◆ RECORDS PROVIDED
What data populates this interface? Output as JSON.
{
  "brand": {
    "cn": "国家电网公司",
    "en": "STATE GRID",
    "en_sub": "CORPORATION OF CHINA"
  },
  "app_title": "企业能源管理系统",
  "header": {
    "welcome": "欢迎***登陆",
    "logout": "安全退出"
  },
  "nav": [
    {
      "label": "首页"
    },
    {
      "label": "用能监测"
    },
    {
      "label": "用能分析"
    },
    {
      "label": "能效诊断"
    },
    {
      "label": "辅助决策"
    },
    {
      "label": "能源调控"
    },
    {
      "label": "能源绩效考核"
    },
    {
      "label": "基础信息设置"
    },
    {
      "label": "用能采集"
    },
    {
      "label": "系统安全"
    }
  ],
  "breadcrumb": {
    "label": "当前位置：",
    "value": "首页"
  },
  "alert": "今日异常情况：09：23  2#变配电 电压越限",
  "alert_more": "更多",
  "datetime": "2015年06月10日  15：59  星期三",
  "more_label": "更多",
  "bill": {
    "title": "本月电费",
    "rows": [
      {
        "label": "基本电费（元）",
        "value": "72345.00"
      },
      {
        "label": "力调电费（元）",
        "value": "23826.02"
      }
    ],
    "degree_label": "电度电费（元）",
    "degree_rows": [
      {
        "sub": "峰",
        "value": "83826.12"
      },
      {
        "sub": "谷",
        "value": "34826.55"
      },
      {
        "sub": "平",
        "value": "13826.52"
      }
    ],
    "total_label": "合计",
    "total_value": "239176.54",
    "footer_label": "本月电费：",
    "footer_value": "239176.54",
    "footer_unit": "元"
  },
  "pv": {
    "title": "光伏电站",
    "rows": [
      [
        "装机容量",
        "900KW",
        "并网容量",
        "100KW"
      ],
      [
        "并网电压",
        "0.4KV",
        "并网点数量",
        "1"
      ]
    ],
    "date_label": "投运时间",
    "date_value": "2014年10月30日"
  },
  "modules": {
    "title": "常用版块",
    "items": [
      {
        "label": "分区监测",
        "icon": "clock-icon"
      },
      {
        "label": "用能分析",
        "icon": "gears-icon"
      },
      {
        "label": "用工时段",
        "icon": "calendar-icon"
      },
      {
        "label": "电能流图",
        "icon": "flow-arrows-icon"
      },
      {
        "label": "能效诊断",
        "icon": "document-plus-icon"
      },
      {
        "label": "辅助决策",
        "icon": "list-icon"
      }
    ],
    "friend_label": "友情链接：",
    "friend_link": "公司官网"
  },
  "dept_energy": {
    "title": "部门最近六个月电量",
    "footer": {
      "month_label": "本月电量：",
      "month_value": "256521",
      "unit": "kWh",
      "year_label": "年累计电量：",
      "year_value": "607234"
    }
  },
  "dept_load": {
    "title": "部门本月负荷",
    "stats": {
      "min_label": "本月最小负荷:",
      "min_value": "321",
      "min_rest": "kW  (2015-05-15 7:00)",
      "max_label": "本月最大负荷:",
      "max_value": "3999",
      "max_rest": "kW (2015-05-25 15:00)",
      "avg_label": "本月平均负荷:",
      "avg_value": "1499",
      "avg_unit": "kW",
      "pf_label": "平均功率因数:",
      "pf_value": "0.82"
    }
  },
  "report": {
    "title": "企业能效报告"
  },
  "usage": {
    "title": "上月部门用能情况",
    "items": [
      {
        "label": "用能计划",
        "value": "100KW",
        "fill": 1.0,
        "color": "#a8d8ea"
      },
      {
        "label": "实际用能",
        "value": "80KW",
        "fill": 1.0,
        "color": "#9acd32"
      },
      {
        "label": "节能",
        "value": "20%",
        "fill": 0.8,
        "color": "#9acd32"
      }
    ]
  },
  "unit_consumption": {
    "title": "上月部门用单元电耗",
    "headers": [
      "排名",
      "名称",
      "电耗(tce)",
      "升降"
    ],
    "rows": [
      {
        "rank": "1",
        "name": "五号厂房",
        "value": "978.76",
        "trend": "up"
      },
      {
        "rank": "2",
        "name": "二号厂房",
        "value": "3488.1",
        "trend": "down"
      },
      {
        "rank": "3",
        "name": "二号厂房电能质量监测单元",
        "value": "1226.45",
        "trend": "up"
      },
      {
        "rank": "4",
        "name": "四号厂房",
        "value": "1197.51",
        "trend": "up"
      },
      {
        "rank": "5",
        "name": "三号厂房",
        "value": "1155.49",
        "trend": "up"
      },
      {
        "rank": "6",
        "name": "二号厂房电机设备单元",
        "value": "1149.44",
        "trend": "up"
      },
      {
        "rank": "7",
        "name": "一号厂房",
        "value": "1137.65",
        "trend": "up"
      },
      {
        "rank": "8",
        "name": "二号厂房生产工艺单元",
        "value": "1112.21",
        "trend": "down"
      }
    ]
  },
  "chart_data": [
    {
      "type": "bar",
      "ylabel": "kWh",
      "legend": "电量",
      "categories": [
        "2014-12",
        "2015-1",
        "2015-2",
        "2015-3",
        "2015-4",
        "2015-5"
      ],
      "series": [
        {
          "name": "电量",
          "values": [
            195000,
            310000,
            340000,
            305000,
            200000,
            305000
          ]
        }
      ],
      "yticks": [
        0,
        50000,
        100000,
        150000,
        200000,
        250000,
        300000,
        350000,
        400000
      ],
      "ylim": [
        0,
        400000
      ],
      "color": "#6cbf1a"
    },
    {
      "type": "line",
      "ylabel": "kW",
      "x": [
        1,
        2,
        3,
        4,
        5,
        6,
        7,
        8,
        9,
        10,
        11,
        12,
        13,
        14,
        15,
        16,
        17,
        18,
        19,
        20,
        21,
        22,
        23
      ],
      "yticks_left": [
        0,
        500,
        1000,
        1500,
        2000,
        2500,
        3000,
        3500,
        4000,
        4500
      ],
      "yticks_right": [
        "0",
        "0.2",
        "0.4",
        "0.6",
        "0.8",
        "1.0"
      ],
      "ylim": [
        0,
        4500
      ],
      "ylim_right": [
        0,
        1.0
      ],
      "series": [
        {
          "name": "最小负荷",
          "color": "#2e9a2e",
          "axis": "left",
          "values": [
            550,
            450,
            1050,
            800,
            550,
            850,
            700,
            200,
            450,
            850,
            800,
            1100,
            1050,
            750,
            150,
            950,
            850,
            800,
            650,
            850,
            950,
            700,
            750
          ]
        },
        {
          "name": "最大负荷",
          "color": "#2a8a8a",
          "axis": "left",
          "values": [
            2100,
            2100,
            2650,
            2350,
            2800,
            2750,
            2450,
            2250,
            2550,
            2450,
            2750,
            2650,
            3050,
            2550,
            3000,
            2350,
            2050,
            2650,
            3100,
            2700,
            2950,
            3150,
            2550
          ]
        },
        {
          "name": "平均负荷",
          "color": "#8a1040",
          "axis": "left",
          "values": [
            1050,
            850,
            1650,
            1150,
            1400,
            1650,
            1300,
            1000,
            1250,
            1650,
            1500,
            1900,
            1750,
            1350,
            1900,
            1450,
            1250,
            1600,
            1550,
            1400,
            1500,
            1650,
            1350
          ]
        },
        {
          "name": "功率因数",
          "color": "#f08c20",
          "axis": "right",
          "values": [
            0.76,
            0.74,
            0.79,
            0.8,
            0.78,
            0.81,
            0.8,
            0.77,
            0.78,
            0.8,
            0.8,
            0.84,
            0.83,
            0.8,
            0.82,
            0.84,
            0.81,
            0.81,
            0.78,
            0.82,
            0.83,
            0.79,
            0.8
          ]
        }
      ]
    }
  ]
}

◆ TO DO
Output nothing but the number of lines in the data containing the string "icon".

◆ SOLUTION FOR THIS TASK
6